### Stated task:
Find the lines that contain the word "Cumulative" and copy each one.

### Input rows:
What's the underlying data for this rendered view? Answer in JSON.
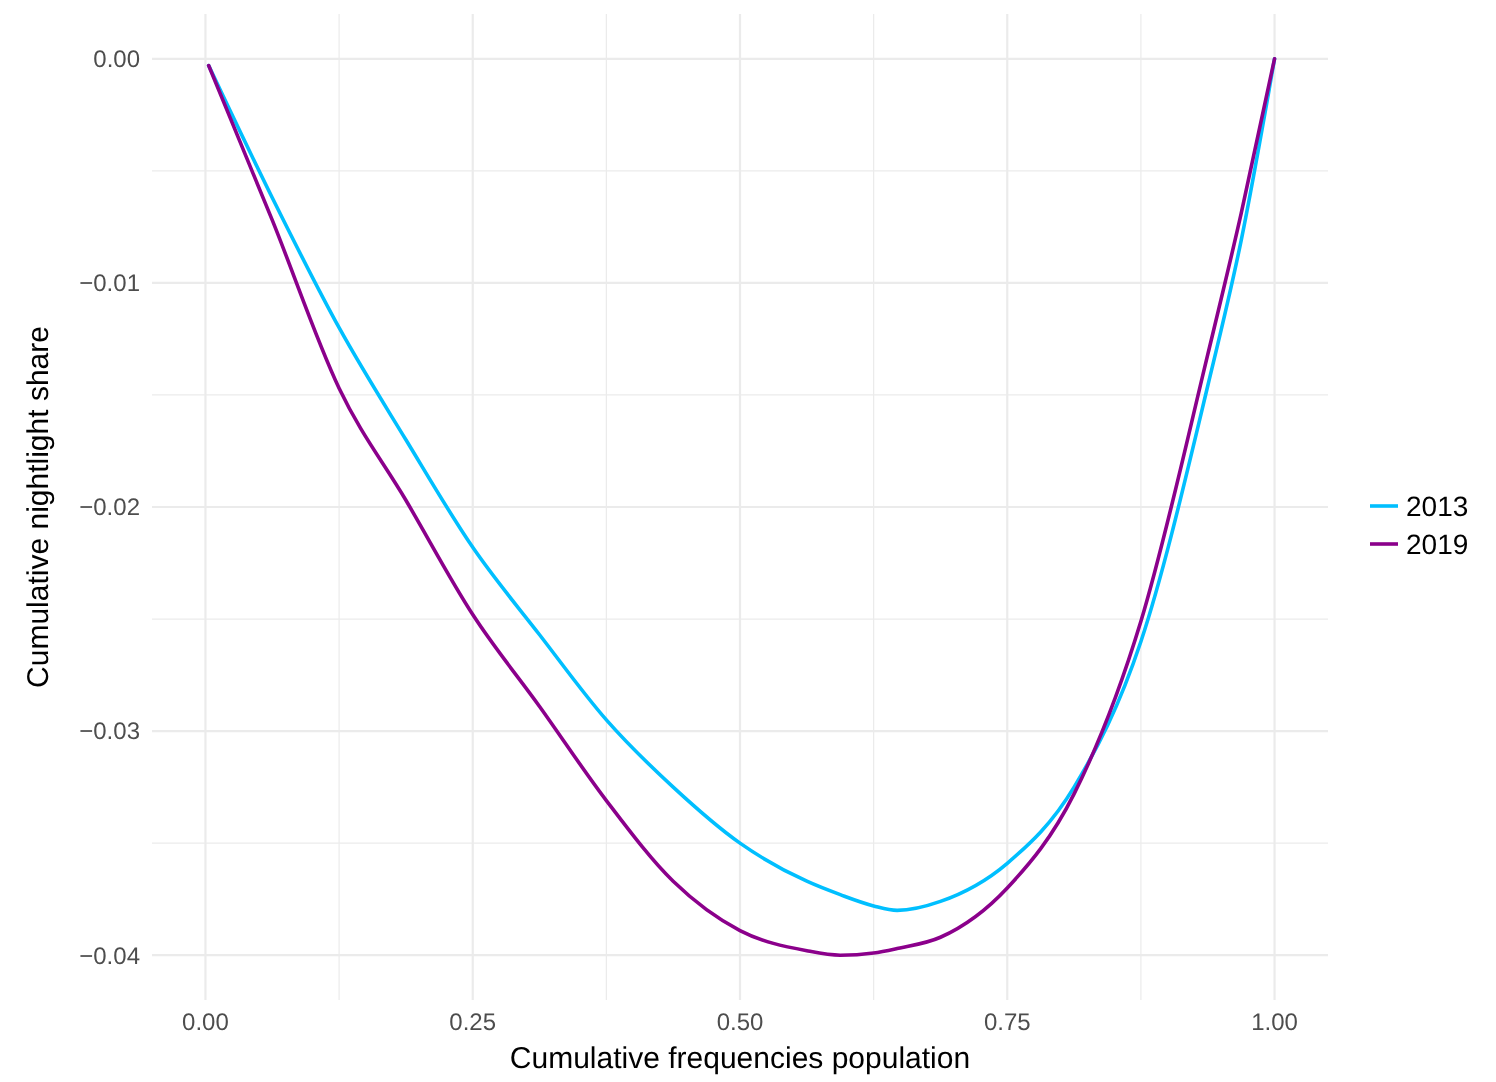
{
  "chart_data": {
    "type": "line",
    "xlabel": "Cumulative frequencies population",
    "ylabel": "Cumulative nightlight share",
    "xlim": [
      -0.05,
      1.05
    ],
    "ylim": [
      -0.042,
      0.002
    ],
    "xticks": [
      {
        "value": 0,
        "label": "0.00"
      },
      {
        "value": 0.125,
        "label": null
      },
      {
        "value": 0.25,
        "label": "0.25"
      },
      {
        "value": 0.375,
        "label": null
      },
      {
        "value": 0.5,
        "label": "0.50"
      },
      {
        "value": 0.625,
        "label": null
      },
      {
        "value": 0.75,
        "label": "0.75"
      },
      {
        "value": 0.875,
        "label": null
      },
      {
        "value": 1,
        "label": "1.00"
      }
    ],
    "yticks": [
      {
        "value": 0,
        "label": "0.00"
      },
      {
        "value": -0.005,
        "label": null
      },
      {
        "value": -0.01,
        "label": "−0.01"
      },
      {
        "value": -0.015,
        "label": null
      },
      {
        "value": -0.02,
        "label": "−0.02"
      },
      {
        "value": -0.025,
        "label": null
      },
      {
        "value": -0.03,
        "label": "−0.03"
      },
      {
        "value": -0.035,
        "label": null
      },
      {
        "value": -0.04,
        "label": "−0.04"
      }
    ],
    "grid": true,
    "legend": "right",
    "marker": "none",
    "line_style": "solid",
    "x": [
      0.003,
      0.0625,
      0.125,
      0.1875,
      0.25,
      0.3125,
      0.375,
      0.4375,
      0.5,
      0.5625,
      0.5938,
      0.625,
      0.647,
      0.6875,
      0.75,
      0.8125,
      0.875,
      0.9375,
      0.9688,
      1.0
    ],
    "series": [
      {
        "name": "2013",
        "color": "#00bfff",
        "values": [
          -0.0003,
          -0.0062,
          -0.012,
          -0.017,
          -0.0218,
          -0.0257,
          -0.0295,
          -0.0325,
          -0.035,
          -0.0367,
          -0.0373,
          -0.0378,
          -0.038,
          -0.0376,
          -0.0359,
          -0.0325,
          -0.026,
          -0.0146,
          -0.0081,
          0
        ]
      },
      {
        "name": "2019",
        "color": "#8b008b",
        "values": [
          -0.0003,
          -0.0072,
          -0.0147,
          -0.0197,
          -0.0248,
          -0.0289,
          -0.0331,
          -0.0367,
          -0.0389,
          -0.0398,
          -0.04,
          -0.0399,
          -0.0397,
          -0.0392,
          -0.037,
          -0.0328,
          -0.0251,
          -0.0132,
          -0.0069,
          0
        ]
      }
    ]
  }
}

### Full solution:
    "xlabel": "Cumulative frequencies population",
    "ylabel": "Cumulative nightlight share",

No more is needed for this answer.